As the stalemate in Ukraine grinds on, DAVE REID reviews a book that shines a spotlight on the origins of Putin’s attack and the significance of the national question, historically and today.
The Russo-Ukrainian War
By Serhii Plokhy
Published by Allen Lane, 2023, £25
The modern crisis of global capitalism is nowhere starker than the human catastrophe in the Ukraine, where the bloody war with Russia has, by some estimates, claimed 300,000 casualties on both sides, 15,000 of them civilians. According to Serhii Plokhy’s book, The Russo-Ukrainian War, by March 2022, eight million Ukrainians were displaced, seven million had migrated.
This book intends to offer a historical background and description of the outbreak of the Ukraine war, and provides a comprehensive but brief account of modern Ukrainian history that a reader new to the politics of the country before the war would find useful. But like all histories it depends very much on the outlook of the historian. The reader is alerted to the outlook of Plokhy on the front cover of the book, where the Financial Times describes him as “the foremost historian of the Ukraine”.
Published less than a year after the start of the war, Plokhy has written a book that outlines in a very readable narrative the development of the events that led to war between Russia and Ukraine, describing them simply, not weighed down by unnecessary detail. It delivers a very useful explanation of the ideas that propelled Putin to launch his brutal offensive, and the historical background to the relationship between Ukraine and Russia. It is as much a book about the recent history of Russia as it is of Ukraine. However, missing from his account is the role of the US and European powers in helping to create the tensions that led to war.
Plokhy begins by relating the varying national creation myths in the region. Putin has justified his attack on Ukraine by drawing on the long-held belief of Russian nationalists that the origins of the Russian nation were in Ukraine, and therefore Russia and Ukraine are essentially the same nation, divided by alien Western forces. This idea is part of the Great Russian ideology that the Ukrainian nation, language, and culture are, in fact, just a branch of the Russian ethnic family. Plokhy goes to great lengths to disprove this idea, and instead points to the formation of Ukraine by Cossacks in the 16th century.

Listed entries:
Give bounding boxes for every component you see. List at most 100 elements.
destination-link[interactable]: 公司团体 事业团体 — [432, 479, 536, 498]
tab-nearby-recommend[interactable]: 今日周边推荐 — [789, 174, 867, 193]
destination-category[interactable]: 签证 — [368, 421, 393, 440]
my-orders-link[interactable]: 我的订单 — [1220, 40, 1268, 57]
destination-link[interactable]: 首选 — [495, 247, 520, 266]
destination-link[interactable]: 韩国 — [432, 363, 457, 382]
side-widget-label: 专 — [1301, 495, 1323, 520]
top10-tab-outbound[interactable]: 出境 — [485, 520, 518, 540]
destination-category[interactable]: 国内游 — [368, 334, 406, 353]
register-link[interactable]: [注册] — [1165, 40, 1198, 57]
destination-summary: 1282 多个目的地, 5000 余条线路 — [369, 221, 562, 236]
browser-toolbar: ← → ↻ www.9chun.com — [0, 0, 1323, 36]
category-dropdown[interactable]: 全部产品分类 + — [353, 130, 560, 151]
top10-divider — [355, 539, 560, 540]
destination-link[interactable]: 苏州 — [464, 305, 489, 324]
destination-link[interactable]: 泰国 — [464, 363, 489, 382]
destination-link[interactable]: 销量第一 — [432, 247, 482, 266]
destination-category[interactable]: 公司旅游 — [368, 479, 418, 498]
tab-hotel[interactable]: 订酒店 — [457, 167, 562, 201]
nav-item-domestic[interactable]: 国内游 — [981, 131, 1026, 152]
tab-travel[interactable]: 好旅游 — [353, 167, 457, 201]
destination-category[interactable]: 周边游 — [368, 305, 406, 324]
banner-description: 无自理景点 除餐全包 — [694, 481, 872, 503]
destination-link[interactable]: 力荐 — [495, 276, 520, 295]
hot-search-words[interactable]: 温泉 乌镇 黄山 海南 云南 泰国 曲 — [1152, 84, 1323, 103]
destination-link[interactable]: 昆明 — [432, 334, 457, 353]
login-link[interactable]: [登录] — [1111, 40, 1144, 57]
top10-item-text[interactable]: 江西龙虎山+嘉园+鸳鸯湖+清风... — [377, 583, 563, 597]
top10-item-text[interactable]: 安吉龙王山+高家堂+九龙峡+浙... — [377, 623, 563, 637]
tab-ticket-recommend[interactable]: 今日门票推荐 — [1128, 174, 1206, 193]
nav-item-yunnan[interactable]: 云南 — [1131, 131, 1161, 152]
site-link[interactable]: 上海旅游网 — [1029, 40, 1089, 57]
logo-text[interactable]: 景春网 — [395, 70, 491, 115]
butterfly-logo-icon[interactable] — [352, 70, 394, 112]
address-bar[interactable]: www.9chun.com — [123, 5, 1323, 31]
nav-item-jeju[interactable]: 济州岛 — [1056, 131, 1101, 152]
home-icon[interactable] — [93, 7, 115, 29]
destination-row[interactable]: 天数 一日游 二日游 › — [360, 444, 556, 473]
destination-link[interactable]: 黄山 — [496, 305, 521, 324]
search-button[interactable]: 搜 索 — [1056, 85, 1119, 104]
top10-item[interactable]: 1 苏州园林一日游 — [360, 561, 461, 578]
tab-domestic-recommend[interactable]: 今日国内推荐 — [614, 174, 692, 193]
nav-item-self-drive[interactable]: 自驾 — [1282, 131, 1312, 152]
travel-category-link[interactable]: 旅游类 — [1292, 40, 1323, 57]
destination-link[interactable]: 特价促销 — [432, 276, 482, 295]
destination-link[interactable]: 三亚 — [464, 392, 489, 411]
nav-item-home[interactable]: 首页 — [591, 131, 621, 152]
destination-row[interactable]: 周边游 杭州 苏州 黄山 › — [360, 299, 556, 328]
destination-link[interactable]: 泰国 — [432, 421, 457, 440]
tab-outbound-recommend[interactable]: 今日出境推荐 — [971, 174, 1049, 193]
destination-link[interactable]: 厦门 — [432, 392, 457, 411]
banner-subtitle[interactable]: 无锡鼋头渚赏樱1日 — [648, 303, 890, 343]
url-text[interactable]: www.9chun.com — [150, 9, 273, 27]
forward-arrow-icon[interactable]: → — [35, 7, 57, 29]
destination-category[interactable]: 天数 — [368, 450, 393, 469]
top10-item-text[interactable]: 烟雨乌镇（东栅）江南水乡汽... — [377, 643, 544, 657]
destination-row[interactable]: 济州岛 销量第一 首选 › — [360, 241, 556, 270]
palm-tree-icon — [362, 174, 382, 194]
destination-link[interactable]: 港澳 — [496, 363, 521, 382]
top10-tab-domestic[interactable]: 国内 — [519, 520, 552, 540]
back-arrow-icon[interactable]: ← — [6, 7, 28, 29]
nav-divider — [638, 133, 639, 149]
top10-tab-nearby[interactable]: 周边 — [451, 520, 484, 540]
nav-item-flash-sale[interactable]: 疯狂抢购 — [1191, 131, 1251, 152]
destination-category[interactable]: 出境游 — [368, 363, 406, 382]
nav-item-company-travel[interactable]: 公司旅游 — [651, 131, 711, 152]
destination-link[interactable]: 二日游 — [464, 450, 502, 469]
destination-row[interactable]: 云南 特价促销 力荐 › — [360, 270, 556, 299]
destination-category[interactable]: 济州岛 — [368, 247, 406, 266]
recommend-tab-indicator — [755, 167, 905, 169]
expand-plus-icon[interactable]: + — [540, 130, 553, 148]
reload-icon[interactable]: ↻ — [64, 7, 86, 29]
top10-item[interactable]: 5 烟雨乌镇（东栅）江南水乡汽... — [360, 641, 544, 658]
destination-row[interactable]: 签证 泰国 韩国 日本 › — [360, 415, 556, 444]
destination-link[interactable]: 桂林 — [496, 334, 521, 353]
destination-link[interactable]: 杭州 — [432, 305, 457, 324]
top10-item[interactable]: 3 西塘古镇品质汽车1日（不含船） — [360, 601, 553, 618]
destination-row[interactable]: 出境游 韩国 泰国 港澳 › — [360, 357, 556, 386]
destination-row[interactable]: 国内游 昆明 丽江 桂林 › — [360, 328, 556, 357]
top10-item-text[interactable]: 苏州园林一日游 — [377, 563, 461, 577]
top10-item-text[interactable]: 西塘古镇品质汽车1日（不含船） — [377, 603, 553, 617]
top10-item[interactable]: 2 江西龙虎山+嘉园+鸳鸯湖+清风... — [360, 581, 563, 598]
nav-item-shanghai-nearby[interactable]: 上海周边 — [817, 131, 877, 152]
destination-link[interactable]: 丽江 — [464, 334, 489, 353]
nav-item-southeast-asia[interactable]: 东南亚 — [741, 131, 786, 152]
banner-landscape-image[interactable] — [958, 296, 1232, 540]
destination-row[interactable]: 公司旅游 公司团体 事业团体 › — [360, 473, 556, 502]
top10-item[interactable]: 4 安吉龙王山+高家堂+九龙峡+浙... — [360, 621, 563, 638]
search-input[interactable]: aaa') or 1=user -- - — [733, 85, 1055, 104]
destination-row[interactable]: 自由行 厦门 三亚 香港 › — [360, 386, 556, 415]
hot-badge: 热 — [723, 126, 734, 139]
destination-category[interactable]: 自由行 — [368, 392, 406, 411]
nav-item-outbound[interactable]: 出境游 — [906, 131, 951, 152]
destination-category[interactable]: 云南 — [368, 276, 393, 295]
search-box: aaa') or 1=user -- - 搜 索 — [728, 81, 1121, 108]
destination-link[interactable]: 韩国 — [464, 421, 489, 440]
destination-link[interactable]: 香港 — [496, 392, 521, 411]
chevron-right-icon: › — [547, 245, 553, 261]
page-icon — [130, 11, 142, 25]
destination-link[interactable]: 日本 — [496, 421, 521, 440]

Goals:
(1) From the book review, output the passage that begins at the words "Published less than" and stops after the words "led to war.", reproduced character for character.
(2) Render this sentence from the book review into Spanish: "Plokhy begins by relating the varying national creation myths in the region."

Answers to the problems:
(1)
Published less than a year after the start of the war, Plokhy has written a book that outlines in a very readable narrative the development of the events that led to war between Russia and Ukraine, describing them simply, not weighed down by unnecessary detail. It delivers a very useful explanation of the ideas that propelled Putin to launch his brutal offensive, and the historical background to the relationship between Ukraine and Russia. It is as much a book about the recent history of Russia as it is of Ukraine. However, missing from his account is the role of the US and European powers in helping to create the tensions that led to war.

(2) Plokhy comienza relatando los diversos mitos nacionales de creación de la región.